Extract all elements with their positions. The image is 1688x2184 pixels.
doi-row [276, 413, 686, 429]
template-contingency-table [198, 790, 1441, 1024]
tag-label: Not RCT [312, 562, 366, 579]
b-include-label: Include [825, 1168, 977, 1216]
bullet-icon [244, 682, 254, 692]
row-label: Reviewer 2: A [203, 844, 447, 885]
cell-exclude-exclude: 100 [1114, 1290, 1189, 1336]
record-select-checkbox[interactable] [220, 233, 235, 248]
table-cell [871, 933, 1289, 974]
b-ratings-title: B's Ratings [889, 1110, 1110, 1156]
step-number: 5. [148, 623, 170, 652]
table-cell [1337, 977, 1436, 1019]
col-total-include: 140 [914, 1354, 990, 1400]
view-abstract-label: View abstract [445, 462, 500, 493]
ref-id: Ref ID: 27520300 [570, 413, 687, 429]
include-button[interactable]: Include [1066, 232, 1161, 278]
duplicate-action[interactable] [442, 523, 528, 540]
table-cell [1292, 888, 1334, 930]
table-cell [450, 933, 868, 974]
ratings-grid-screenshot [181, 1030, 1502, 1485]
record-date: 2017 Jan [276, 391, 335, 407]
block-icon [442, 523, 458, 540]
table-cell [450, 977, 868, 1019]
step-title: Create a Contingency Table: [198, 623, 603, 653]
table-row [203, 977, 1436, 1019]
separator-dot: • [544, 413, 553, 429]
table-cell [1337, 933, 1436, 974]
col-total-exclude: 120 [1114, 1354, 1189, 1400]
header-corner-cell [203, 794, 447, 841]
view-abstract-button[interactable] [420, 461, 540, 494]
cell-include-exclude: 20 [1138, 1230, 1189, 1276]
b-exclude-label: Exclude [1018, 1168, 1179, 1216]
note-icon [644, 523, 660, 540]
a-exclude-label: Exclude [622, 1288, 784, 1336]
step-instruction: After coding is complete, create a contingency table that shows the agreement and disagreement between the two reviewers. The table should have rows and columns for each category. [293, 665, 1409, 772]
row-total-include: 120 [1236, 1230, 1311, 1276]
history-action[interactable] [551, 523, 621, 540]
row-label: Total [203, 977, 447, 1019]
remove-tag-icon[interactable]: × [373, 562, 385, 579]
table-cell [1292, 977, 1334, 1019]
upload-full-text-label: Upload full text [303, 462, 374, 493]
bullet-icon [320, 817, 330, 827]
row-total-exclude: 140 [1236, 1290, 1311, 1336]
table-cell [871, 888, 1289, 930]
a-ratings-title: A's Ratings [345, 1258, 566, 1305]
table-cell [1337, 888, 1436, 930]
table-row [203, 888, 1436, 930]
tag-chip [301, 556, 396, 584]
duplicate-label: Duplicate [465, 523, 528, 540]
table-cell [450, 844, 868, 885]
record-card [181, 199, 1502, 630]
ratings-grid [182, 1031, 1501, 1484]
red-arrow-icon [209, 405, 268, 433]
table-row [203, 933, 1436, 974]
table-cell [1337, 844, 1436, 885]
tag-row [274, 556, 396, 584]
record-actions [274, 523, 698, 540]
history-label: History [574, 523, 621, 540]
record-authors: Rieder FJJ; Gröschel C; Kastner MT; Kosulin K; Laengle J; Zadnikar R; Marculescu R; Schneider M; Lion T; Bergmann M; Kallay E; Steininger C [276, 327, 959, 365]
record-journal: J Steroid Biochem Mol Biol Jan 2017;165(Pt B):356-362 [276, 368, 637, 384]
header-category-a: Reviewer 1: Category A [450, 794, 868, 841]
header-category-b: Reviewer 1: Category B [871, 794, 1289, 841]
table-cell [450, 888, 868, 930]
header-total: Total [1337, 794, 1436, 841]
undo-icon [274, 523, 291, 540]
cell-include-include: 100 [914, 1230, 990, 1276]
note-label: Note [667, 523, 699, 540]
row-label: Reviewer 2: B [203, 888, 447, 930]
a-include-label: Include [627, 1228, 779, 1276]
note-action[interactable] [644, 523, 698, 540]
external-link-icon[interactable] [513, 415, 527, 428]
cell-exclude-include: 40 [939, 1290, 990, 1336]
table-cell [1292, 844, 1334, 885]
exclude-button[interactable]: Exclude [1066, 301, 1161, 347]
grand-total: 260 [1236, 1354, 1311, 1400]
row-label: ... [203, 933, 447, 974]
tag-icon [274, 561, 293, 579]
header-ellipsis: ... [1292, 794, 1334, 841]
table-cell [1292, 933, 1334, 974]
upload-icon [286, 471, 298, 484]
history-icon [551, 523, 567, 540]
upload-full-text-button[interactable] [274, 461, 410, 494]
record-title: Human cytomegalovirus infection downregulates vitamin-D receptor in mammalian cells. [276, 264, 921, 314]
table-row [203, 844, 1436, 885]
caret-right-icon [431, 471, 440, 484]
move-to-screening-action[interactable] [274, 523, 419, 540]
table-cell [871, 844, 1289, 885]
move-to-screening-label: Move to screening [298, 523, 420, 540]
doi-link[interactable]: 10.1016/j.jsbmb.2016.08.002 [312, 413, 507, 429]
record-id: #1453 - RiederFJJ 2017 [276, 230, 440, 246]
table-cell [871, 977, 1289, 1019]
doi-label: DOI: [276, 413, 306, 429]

● ● ● ● ● ● ●

Task to carry out = Search the entries for "bullet" and copy each matching line.

Response to this exercise =
bullet-icon [244, 682, 254, 692]
bullet-icon [320, 817, 330, 827]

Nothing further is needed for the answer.